*Problem details*: Pull every line containing "просто" from the entries.

*Records for this exercise*:
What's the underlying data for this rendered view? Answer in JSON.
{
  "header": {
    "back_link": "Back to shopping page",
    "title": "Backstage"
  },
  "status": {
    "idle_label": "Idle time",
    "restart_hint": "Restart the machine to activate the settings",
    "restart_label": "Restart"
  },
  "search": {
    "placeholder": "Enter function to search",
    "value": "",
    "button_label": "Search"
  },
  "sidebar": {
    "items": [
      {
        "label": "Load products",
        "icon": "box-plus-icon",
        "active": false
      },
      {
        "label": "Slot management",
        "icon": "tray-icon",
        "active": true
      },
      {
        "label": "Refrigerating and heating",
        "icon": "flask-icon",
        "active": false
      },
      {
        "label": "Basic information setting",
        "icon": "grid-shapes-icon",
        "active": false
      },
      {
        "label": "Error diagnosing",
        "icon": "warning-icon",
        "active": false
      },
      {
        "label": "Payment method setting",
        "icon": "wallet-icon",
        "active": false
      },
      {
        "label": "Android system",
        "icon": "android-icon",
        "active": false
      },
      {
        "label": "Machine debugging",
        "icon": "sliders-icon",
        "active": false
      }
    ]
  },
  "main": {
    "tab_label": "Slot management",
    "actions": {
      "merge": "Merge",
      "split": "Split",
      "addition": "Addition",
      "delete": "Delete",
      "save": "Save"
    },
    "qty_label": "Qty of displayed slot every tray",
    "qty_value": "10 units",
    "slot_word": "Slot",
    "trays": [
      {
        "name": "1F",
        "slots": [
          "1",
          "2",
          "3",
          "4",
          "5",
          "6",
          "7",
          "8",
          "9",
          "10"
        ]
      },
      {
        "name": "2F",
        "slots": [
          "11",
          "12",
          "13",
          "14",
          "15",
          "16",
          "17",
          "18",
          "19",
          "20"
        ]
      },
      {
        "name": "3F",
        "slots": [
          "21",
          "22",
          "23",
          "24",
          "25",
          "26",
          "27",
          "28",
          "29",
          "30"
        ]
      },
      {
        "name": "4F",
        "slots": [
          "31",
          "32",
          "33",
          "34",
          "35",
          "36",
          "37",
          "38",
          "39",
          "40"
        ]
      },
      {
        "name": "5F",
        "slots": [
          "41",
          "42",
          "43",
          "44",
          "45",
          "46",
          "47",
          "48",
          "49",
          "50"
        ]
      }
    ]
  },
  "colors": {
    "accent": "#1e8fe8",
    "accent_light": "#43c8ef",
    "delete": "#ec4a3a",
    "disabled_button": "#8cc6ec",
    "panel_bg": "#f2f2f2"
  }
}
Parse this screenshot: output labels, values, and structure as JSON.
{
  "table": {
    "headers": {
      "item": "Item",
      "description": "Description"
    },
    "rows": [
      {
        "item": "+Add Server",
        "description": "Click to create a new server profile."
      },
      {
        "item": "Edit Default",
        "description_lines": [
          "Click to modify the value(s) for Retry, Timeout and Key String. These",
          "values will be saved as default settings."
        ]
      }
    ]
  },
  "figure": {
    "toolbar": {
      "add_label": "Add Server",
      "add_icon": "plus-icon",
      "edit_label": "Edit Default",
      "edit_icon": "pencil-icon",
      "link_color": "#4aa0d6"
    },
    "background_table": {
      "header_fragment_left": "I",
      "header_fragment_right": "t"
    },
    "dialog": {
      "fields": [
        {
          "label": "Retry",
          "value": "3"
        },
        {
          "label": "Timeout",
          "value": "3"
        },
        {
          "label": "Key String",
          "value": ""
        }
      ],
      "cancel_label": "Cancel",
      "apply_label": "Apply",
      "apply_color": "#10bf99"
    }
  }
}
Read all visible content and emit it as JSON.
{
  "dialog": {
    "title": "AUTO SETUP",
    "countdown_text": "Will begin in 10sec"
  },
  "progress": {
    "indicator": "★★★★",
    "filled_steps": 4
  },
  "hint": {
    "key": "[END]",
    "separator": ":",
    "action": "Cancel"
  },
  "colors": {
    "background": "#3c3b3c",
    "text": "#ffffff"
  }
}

* * *

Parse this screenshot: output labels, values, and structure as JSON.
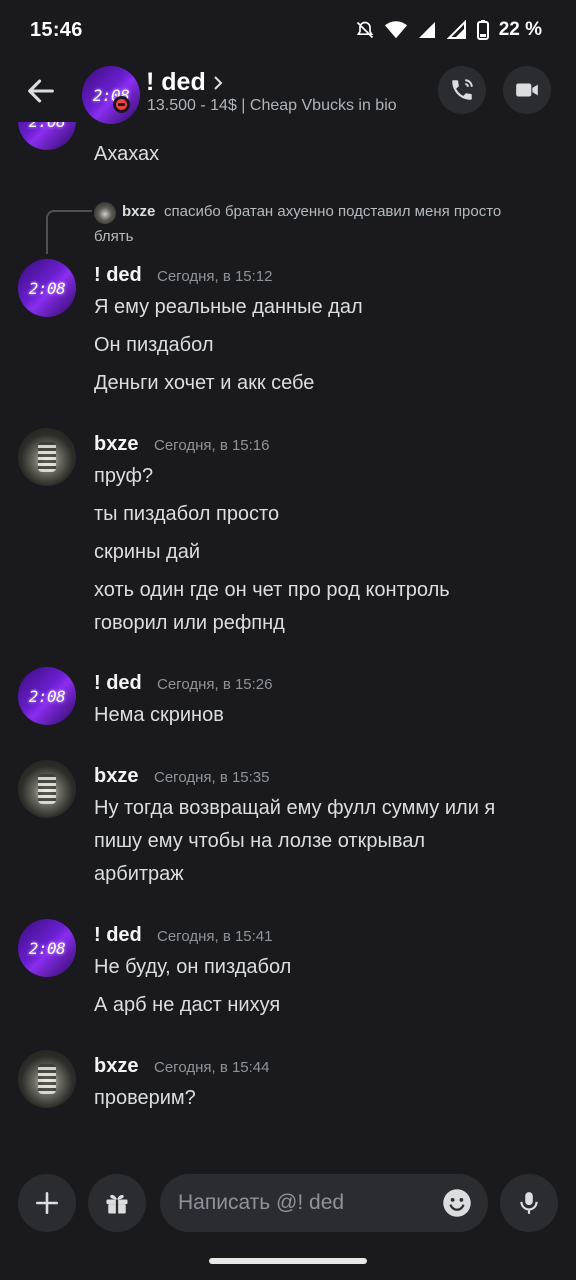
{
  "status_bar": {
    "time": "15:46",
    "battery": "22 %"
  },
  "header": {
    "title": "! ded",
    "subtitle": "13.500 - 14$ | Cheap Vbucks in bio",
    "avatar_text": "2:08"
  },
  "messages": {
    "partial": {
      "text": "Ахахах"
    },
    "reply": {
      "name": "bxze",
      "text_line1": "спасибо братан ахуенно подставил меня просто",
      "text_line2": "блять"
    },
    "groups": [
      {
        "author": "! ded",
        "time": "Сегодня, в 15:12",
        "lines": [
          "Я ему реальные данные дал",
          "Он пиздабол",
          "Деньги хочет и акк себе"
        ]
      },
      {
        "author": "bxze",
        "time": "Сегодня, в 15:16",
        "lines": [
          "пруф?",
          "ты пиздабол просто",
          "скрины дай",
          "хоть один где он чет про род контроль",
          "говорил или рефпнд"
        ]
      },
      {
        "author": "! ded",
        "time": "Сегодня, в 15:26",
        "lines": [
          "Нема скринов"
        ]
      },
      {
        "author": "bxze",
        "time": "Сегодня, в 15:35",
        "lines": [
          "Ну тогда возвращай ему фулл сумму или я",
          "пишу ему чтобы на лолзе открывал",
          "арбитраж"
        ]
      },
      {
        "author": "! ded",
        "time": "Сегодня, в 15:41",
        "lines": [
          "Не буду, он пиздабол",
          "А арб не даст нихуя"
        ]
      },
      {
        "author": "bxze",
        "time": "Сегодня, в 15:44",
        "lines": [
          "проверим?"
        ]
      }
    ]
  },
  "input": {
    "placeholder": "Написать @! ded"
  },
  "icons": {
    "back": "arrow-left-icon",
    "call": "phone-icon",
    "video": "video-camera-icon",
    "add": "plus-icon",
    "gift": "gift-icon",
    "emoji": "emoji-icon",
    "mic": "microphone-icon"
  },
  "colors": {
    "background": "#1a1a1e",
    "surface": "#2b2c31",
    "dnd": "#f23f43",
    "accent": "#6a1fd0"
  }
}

--

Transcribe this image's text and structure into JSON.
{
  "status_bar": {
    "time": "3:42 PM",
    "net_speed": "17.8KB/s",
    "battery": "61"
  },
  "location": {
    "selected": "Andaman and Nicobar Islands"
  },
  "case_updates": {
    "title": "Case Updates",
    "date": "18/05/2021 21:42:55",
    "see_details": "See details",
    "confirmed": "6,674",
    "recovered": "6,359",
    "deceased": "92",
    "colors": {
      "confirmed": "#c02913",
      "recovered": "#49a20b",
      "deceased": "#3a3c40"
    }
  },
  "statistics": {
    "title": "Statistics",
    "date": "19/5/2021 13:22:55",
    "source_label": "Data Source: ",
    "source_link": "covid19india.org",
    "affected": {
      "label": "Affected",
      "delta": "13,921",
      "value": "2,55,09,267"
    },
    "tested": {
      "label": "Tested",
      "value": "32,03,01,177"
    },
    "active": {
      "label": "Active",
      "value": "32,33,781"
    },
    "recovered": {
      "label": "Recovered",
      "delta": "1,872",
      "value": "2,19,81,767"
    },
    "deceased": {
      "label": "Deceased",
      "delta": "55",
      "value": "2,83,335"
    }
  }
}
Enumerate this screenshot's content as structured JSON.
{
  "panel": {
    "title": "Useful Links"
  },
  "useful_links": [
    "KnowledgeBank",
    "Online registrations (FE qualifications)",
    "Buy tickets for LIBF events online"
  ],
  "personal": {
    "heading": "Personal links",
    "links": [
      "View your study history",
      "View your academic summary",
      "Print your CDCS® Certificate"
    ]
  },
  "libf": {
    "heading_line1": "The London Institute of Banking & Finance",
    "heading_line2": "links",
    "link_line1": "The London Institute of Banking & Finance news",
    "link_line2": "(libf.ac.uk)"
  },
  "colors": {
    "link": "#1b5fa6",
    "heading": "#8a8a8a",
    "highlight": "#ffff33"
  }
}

*Exercise result*:
      "text_line1": "спасибо братан ахуенно подставил меня просто",
          "ты пиздабол просто",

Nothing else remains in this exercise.